WRITTEN REQUEST: Copy out each line of the data that holds the word "covered".

EXTRACTED INFORMATION:
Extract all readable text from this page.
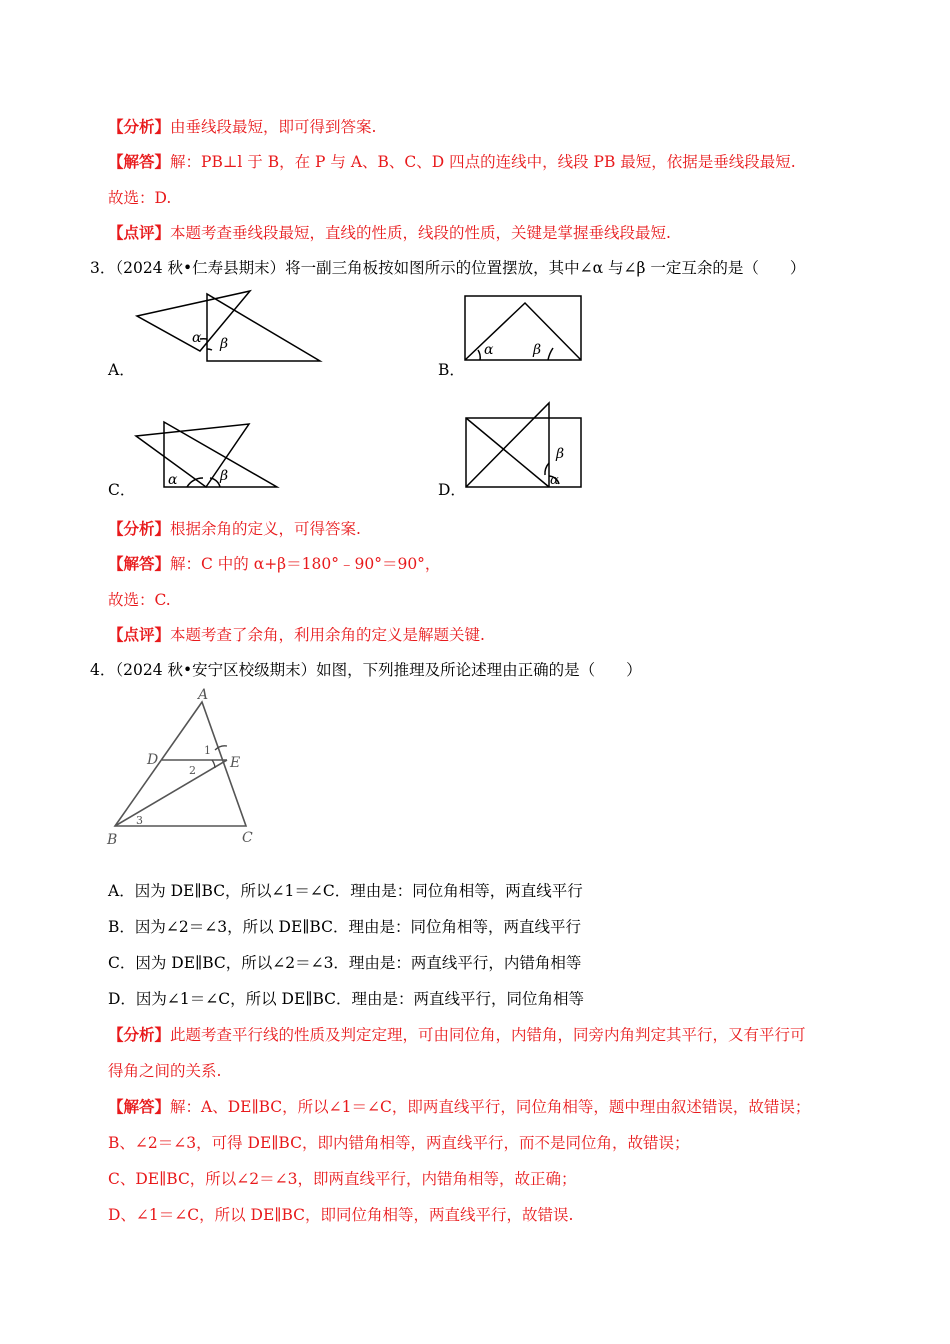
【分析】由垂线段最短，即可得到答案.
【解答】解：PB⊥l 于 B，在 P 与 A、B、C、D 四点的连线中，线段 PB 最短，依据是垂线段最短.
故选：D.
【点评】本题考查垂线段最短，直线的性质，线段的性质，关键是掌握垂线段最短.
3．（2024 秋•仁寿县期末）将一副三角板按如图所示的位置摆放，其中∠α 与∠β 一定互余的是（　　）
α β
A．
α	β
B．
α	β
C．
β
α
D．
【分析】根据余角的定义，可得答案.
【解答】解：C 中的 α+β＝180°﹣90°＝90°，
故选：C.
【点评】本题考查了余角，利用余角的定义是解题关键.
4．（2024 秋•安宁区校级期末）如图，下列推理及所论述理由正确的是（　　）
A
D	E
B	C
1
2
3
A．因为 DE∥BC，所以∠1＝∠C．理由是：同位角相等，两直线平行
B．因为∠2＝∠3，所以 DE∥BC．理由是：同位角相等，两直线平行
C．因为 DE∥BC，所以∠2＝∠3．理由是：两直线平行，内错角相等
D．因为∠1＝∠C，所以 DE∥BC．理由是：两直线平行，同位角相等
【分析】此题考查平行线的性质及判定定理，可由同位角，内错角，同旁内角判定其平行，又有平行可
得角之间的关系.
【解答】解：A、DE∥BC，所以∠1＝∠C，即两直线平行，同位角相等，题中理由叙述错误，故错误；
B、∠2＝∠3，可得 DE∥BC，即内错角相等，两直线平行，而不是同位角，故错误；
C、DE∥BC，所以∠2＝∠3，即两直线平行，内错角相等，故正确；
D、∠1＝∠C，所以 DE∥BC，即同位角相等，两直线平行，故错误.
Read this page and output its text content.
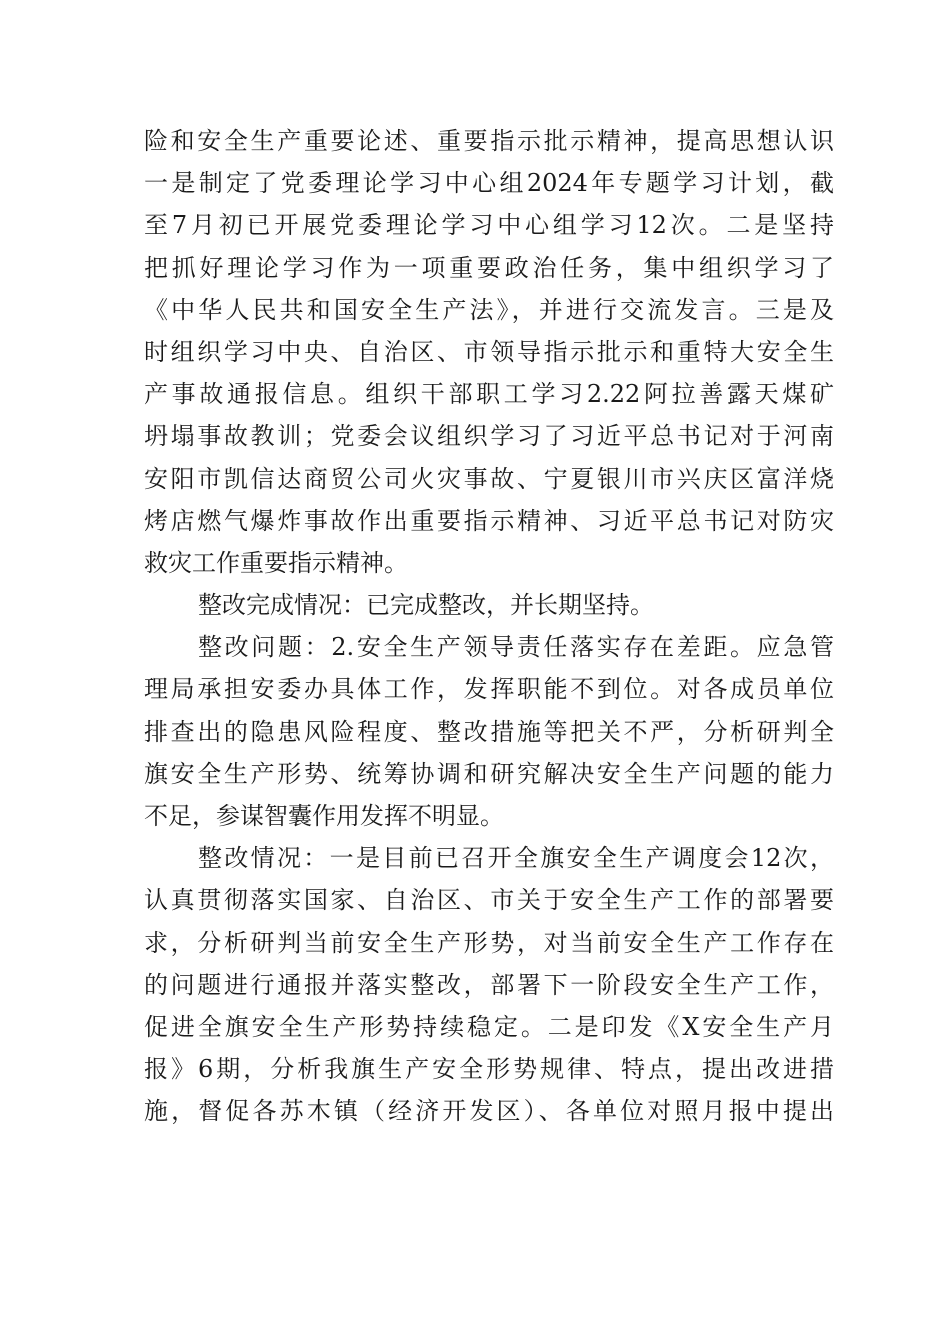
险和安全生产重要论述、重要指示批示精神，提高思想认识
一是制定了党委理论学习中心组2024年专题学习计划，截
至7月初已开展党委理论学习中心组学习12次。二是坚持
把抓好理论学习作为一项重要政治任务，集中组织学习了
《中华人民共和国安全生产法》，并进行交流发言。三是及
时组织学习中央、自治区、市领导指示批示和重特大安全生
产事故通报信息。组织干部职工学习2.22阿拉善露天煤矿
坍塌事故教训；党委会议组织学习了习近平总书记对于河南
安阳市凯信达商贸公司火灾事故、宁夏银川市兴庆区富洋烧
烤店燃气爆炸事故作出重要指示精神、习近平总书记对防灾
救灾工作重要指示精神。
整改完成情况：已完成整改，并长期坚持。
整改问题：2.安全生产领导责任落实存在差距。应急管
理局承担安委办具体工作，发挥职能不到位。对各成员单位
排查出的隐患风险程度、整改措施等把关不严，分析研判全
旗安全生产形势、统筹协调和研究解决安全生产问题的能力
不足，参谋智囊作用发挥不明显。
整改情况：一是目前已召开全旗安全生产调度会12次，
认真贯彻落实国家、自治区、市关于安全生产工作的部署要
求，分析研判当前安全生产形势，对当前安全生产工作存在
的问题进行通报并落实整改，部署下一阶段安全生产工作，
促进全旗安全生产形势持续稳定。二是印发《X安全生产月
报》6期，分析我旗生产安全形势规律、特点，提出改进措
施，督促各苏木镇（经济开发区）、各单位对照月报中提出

...

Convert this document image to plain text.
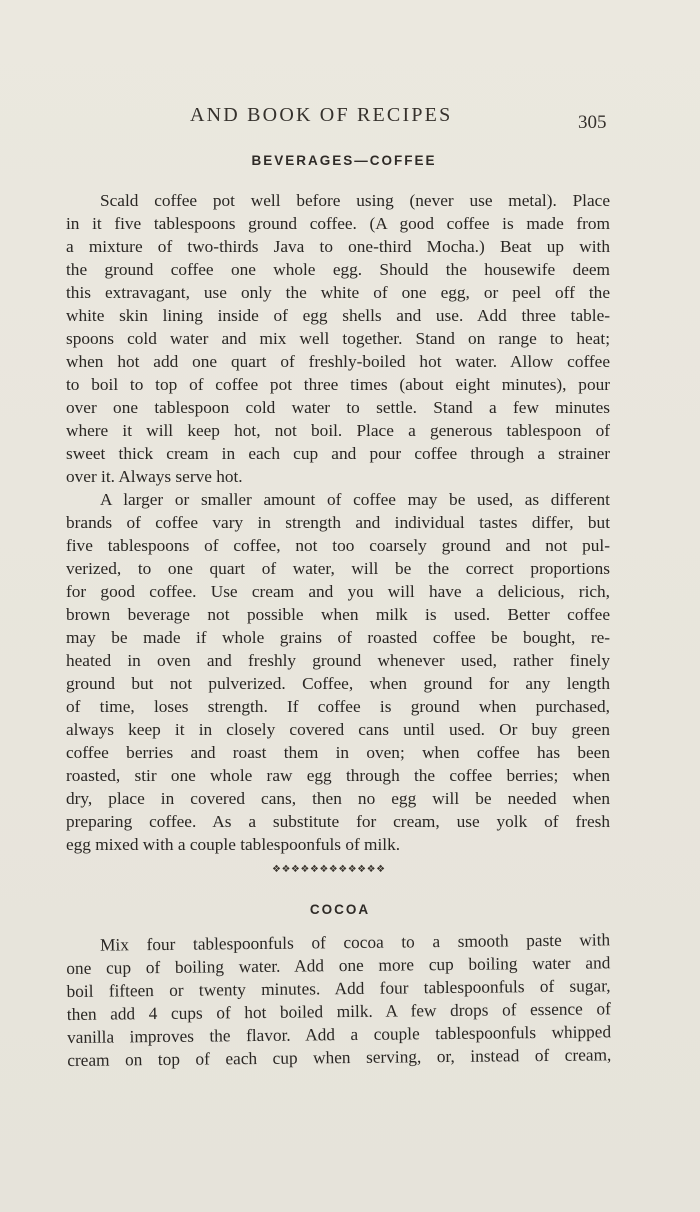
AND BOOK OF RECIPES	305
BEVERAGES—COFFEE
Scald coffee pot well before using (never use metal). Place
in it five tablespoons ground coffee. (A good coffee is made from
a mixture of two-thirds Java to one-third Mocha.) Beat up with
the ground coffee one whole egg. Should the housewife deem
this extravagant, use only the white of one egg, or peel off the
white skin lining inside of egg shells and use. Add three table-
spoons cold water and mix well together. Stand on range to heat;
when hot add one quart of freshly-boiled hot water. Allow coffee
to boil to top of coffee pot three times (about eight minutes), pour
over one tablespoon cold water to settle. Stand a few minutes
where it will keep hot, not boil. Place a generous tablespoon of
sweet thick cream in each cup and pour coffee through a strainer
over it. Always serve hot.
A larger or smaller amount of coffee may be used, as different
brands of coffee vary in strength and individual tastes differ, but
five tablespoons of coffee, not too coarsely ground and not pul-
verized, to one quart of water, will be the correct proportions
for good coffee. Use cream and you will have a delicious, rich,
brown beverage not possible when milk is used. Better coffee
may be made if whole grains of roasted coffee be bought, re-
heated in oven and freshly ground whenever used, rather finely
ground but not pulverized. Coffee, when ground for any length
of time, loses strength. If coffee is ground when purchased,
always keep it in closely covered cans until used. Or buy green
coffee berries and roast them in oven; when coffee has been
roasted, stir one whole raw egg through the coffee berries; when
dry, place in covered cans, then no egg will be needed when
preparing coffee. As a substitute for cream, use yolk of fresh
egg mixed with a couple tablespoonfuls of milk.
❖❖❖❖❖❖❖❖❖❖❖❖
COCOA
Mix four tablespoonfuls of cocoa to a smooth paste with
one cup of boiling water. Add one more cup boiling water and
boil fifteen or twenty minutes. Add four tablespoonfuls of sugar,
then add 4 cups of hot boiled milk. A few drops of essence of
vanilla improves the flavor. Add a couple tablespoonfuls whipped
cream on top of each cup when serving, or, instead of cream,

...

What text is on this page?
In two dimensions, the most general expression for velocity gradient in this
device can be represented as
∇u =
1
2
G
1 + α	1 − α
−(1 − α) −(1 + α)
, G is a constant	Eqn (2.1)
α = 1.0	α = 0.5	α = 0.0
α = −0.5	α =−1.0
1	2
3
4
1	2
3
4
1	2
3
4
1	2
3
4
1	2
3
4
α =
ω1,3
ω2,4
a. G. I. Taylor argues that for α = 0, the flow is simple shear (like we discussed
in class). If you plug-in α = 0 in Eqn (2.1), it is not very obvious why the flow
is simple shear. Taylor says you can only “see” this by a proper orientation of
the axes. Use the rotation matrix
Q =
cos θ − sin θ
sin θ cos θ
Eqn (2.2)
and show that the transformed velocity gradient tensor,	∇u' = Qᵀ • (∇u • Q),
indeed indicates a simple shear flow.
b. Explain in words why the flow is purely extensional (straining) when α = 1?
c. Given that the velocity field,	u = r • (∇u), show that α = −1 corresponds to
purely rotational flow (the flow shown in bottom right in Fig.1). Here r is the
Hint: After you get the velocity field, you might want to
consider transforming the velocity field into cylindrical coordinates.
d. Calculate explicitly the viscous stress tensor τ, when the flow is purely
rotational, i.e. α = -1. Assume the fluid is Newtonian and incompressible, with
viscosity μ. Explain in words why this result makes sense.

TASK RESPONSE:
always keep it in closely covered cans until used. Or buy green
dry, place in covered cans, then no egg will be needed when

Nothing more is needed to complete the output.